**What to work on**
Can you transcribe every record below exactly as it appears?

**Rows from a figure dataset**
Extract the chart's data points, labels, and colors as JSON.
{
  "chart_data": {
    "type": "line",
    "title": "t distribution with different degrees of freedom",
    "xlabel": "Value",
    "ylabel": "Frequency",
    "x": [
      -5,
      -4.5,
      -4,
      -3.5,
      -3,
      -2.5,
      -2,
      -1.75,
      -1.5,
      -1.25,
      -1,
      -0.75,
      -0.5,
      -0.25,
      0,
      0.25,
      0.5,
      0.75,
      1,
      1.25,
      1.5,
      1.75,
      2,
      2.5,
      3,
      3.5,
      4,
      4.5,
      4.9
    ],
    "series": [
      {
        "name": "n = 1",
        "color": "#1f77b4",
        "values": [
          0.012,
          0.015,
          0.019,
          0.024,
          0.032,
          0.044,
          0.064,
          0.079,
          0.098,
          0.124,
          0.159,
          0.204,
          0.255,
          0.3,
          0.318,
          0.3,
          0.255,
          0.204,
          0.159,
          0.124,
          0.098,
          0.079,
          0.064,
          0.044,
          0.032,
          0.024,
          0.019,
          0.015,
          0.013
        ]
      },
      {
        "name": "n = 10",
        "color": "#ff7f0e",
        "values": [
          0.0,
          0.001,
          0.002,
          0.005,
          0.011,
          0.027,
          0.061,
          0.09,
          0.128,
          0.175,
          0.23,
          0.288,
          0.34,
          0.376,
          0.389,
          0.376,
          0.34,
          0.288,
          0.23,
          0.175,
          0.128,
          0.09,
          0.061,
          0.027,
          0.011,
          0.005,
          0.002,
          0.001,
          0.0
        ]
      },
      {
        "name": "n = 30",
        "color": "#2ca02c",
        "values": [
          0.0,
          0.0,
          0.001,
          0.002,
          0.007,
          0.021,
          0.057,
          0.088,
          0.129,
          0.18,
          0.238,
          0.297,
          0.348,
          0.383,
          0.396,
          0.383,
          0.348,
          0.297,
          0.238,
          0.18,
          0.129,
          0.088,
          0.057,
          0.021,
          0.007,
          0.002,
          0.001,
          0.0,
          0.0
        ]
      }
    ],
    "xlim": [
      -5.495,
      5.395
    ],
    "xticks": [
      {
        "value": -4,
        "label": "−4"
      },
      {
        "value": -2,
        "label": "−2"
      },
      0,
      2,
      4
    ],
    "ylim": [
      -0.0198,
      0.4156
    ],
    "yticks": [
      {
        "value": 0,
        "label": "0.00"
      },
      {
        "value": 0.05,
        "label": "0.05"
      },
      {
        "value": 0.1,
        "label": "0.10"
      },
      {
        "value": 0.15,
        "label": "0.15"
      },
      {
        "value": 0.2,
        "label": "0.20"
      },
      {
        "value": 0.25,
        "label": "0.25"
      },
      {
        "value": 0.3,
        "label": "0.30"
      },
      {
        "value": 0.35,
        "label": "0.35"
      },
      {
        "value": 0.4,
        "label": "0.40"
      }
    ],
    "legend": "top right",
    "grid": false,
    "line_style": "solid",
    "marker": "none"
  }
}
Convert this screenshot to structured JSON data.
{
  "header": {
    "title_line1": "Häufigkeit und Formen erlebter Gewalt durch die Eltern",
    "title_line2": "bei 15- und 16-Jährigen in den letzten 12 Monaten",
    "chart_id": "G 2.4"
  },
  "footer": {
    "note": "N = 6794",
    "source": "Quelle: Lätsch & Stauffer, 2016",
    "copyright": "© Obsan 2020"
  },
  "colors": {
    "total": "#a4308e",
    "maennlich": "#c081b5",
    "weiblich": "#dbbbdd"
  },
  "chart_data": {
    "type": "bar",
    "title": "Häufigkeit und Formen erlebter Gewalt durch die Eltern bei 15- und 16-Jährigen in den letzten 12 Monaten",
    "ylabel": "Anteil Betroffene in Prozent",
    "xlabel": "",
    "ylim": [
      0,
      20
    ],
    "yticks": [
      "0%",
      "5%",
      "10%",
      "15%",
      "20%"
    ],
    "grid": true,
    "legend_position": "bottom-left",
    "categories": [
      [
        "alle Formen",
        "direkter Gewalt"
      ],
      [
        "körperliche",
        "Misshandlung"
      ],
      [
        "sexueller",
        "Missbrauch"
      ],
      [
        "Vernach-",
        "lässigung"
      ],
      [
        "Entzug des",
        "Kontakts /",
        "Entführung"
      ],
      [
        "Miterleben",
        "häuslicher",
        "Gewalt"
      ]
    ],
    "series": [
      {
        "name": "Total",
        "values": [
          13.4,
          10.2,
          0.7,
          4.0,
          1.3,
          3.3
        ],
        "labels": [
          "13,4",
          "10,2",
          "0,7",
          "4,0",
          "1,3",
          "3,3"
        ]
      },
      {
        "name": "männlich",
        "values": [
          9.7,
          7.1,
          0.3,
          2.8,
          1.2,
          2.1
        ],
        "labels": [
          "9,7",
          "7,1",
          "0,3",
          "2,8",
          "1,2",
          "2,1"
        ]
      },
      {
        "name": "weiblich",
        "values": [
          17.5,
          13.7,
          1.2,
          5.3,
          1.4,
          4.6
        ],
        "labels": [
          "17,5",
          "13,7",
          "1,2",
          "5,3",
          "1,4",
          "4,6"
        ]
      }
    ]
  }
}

**Solution to this problem**
Extract the chart's data points, labels, and colors as JSON.
{
  "chart_data": {
    "type": "line",
    "title": "t distribution with different degrees of freedom",
    "xlabel": "Value",
    "ylabel": "Frequency",
    "x": [
      -5,
      -4.5,
      -4,
      -3.5,
      -3,
      -2.5,
      -2,
      -1.75,
      -1.5,
      -1.25,
      -1,
      -0.75,
      -0.5,
      -0.25,
      0,
      0.25,
      0.5,
      0.75,
      1,
      1.25,
      1.5,
      1.75,
      2,
      2.5,
      3,
      3.5,
      4,
      4.5,
      4.9
    ],
    "series": [
      {
        "name": "n = 1",
        "color": "#1f77b4",
        "values": [
          0.012,
          0.015,
          0.019,
          0.024,
          0.032,
          0.044,
          0.064,
          0.079,
          0.098,
          0.124,
          0.159,
          0.204,
          0.255,
          0.3,
          0.318,
          0.3,
          0.255,
          0.204,
          0.159,
          0.124,
          0.098,
          0.079,
          0.064,
          0.044,
          0.032,
          0.024,
          0.019,
          0.015,
          0.013
        ]
      },
      {
        "name": "n = 10",
        "color": "#ff7f0e",
        "values": [
          0.0,
          0.001,
          0.002,
          0.005,
          0.011,
          0.027,
          0.061,
          0.09,
          0.128,
          0.175,
          0.23,
          0.288,
          0.34,
          0.376,
          0.389,
          0.376,
          0.34,
          0.288,
          0.23,
          0.175,
          0.128,
          0.09,
          0.061,
          0.027,
          0.011,
          0.005,
          0.002,
          0.001,
          0.0
        ]
      },
      {
        "name": "n = 30",
        "color": "#2ca02c",
        "values": [
          0.0,
          0.0,
          0.001,
          0.002,
          0.007,
          0.021,
          0.057,
          0.088,
          0.129,
          0.18,
          0.238,
          0.297,
          0.348,
          0.383,
          0.396,
          0.383,
          0.348,
          0.297,
          0.238,
          0.18,
          0.129,
          0.088,
          0.057,
          0.021,
          0.007,
          0.002,
          0.001,
          0.0,
          0.0
        ]
      }
    ],
    "xlim": [
      -5.495,
      5.395
    ],
    "xticks": [
      {
        "value": -4,
        "label": "−4"
      },
      {
        "value": -2,
        "label": "−2"
      },
      0,
      2,
      4
    ],
    "ylim": [
      -0.0198,
      0.4156
    ],
    "yticks": [
      {
        "value": 0,
        "label": "0.00"
      },
      {
        "value": 0.05,
        "label": "0.05"
      },
      {
        "value": 0.1,
        "label": "0.10"
      },
      {
        "value": 0.15,
        "label": "0.15"
      },
      {
        "value": 0.2,
        "label": "0.20"
      },
      {
        "value": 0.25,
        "label": "0.25"
      },
      {
        "value": 0.3,
        "label": "0.30"
      },
      {
        "value": 0.35,
        "label": "0.35"
      },
      {
        "value": 0.4,
        "label": "0.40"
      }
    ],
    "legend": "top right",
    "grid": false,
    "line_style": "solid",
    "marker": "none"
  }
}
Convert this screenshot to structured JSON data.
{
  "header": {
    "title_line1": "Häufigkeit und Formen erlebter Gewalt durch die Eltern",
    "title_line2": "bei 15- und 16-Jährigen in den letzten 12 Monaten",
    "chart_id": "G 2.4"
  },
  "footer": {
    "note": "N = 6794",
    "source": "Quelle: Lätsch & Stauffer, 2016",
    "copyright": "© Obsan 2020"
  },
  "colors": {
    "total": "#a4308e",
    "maennlich": "#c081b5",
    "weiblich": "#dbbbdd"
  },
  "chart_data": {
    "type": "bar",
    "title": "Häufigkeit und Formen erlebter Gewalt durch die Eltern bei 15- und 16-Jährigen in den letzten 12 Monaten",
    "ylabel": "Anteil Betroffene in Prozent",
    "xlabel": "",
    "ylim": [
      0,
      20
    ],
    "yticks": [
      "0%",
      "5%",
      "10%",
      "15%",
      "20%"
    ],
    "grid": true,
    "legend_position": "bottom-left",
    "categories": [
      [
        "alle Formen",
        "direkter Gewalt"
      ],
      [
        "körperliche",
        "Misshandlung"
      ],
      [
        "sexueller",
        "Missbrauch"
      ],
      [
        "Vernach-",
        "lässigung"
      ],
      [
        "Entzug des",
        "Kontakts /",
        "Entführung"
      ],
      [
        "Miterleben",
        "häuslicher",
        "Gewalt"
      ]
    ],
    "series": [
      {
        "name": "Total",
        "values": [
          13.4,
          10.2,
          0.7,
          4.0,
          1.3,
          3.3
        ],
        "labels": [
          "13,4",
          "10,2",
          "0,7",
          "4,0",
          "1,3",
          "3,3"
        ]
      },
      {
        "name": "männlich",
        "values": [
          9.7,
          7.1,
          0.3,
          2.8,
          1.2,
          2.1
        ],
        "labels": [
          "9,7",
          "7,1",
          "0,3",
          "2,8",
          "1,2",
          "2,1"
        ]
      },
      {
        "name": "weiblich",
        "values": [
          17.5,
          13.7,
          1.2,
          5.3,
          1.4,
          4.6
        ],
        "labels": [
          "17,5",
          "13,7",
          "1,2",
          "5,3",
          "1,4",
          "4,6"
        ]
      }
    ]
  }
}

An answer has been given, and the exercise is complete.